*YOUR OBJECTIVE*
Which lines below hold the word "учреждениям"? Report each one.

================================

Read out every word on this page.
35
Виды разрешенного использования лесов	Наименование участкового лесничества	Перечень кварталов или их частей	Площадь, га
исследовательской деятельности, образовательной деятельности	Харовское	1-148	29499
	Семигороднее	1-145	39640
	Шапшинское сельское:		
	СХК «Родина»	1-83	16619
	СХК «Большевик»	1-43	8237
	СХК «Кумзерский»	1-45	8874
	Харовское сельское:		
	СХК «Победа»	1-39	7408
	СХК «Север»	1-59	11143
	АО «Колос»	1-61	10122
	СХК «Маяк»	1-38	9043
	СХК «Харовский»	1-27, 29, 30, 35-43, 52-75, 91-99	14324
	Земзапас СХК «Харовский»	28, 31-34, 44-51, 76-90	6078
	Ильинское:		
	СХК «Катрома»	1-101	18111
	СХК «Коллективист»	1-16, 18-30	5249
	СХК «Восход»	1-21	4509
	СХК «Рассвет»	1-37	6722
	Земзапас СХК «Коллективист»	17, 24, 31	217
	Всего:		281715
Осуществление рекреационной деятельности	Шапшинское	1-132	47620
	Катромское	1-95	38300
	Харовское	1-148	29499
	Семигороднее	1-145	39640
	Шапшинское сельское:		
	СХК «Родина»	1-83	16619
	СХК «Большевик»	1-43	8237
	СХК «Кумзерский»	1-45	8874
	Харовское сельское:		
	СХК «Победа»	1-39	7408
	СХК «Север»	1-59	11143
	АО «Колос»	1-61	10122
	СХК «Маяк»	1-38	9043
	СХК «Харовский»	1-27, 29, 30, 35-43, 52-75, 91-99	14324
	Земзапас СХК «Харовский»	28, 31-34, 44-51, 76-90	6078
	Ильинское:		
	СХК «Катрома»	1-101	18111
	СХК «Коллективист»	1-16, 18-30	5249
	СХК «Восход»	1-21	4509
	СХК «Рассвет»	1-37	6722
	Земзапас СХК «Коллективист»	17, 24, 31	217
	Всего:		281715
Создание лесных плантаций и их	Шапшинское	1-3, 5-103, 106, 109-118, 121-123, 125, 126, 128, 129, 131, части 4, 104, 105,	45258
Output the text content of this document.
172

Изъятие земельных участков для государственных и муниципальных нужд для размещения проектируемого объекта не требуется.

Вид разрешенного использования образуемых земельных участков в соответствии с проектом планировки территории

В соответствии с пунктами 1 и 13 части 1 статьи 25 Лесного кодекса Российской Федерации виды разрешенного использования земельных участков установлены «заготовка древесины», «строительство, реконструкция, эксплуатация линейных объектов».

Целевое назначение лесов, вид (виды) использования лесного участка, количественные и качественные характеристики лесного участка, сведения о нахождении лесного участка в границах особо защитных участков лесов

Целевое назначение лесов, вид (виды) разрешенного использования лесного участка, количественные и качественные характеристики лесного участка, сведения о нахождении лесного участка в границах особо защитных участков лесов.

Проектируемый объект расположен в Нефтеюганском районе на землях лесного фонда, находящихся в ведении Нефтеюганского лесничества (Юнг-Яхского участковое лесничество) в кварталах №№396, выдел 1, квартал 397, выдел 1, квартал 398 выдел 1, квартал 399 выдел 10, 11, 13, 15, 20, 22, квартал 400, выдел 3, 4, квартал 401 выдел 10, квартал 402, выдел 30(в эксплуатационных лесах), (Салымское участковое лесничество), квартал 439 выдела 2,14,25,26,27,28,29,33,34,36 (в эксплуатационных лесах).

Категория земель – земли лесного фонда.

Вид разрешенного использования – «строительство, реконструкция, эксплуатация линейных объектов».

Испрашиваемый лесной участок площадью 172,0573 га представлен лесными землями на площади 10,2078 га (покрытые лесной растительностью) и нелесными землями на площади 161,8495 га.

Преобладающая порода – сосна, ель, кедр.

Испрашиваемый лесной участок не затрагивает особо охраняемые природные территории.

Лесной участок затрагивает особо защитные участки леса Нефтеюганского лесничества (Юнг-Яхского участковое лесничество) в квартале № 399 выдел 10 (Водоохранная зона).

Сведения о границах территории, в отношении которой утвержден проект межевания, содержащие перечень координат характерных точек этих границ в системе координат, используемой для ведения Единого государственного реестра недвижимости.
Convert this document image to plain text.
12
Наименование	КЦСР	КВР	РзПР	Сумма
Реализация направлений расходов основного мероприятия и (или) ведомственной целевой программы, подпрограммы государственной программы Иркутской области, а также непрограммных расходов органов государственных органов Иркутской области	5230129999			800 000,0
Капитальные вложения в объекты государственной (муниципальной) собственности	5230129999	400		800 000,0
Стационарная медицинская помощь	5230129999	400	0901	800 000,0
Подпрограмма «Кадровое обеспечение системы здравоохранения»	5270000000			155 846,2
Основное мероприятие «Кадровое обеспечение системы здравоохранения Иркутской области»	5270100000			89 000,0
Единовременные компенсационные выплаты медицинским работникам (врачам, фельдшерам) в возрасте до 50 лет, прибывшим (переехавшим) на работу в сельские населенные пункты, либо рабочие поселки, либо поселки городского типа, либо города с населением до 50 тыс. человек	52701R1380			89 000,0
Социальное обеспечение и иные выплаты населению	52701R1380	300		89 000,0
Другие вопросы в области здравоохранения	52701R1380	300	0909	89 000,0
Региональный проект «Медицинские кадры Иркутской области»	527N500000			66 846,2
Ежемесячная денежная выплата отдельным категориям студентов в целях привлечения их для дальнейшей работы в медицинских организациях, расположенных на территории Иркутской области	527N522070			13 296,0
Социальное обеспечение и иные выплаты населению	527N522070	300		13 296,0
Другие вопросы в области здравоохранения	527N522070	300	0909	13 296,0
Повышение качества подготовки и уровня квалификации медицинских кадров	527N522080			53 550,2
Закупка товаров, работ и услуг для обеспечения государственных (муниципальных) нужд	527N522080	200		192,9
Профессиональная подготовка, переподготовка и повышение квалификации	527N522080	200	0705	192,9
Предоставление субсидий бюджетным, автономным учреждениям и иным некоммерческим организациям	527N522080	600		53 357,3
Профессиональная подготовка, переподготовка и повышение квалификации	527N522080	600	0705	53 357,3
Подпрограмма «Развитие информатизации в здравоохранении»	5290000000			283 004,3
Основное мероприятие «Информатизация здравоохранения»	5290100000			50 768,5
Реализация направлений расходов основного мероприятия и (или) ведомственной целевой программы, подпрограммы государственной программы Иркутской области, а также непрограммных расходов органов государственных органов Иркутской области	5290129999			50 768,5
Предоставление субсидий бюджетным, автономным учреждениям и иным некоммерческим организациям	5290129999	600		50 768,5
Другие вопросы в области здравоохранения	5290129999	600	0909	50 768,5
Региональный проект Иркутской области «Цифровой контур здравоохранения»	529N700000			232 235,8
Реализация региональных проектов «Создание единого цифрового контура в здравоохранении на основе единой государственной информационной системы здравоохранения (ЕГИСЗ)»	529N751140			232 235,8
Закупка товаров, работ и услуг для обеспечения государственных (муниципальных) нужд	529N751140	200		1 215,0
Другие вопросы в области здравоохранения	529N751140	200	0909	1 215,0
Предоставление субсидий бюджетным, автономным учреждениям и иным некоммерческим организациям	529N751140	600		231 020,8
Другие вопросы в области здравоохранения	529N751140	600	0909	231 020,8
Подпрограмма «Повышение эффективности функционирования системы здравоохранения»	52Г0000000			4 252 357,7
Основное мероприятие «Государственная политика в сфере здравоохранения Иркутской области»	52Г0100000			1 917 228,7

================================

*OUTPUT FOR THIS TASK*
Предоставление субсидий бюджетным, автономным учреждениям и иным некоммерческим организациям	527N522080	600		53 357,3
Предоставление субсидий бюджетным, автономным учреждениям и иным некоммерческим организациям	5290129999	600		50 768,5
Предоставление субсидий бюджетным, автономным учреждениям и иным некоммерческим организациям	529N751140	600		231 020,8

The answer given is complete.